--- Start ---

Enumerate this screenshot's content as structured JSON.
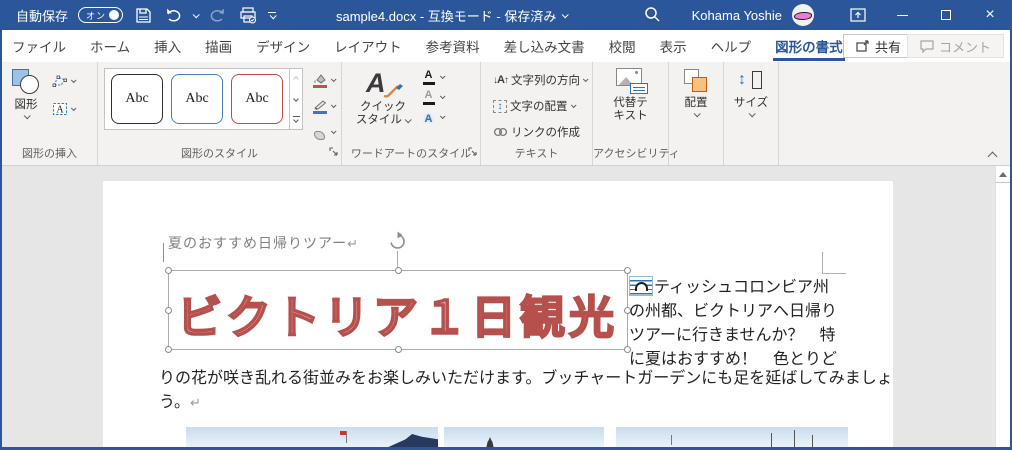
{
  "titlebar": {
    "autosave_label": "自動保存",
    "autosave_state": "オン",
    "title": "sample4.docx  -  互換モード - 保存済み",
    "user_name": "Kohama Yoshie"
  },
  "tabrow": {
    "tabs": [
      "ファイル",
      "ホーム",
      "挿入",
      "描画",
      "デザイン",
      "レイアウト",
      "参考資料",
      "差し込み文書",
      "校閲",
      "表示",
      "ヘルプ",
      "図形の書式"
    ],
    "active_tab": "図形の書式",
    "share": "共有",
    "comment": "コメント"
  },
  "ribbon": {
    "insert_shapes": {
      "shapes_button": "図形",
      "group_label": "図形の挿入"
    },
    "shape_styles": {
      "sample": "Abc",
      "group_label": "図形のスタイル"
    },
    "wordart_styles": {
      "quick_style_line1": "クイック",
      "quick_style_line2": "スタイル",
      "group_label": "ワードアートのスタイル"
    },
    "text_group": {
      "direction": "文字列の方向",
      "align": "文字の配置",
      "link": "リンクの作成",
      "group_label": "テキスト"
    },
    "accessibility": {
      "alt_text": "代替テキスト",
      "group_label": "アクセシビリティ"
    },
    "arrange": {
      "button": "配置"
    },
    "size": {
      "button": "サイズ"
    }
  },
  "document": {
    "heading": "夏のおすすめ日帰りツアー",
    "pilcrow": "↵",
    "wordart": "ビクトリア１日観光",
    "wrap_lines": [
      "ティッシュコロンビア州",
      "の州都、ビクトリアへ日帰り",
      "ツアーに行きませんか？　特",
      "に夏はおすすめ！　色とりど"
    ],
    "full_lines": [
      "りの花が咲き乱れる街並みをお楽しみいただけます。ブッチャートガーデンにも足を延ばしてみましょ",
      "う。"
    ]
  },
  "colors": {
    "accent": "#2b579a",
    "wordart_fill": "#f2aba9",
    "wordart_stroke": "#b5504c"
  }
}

--- End ---
--- Start ---

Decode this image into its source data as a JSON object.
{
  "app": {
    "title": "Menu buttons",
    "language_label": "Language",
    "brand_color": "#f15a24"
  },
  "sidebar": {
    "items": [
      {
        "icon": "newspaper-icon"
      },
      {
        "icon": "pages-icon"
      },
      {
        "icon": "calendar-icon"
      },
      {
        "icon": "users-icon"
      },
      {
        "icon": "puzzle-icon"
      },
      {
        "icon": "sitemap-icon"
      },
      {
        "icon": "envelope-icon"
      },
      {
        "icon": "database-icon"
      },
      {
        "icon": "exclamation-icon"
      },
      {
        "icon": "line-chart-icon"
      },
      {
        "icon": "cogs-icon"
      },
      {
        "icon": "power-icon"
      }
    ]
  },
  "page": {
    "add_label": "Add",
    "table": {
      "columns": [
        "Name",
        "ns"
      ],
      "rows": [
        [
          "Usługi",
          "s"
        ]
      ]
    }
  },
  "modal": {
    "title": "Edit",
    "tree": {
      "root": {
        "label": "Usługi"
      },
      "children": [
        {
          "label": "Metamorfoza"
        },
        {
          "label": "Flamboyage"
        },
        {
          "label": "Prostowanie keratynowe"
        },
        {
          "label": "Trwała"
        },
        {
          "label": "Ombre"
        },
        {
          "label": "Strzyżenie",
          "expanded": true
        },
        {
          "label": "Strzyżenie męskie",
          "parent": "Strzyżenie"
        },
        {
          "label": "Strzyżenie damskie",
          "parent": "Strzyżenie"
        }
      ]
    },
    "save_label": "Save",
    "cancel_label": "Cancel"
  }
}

--- End ---
--- Start ---

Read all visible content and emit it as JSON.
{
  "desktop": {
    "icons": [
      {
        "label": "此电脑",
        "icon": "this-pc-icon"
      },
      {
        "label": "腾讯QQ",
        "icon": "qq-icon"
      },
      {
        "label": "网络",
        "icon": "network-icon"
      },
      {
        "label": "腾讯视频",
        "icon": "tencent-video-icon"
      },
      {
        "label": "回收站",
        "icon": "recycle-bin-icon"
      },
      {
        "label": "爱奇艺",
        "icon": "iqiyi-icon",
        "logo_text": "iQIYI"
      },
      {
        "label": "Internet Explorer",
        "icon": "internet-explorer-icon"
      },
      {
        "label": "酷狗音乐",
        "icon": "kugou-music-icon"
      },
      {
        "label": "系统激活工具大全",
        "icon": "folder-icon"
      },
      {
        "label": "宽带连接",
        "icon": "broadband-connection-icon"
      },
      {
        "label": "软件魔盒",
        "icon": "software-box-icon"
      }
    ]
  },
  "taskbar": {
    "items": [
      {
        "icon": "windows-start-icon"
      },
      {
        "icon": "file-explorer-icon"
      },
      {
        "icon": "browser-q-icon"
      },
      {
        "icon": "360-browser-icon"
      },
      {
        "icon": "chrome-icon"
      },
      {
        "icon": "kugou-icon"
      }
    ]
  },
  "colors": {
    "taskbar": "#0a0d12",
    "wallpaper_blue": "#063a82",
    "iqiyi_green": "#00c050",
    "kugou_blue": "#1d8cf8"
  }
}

--- End ---

→ WORK TO DO
Check each line of the data above for the string "JSON", then report how many lines have it, with no other words.

→ THE RESPONSE
3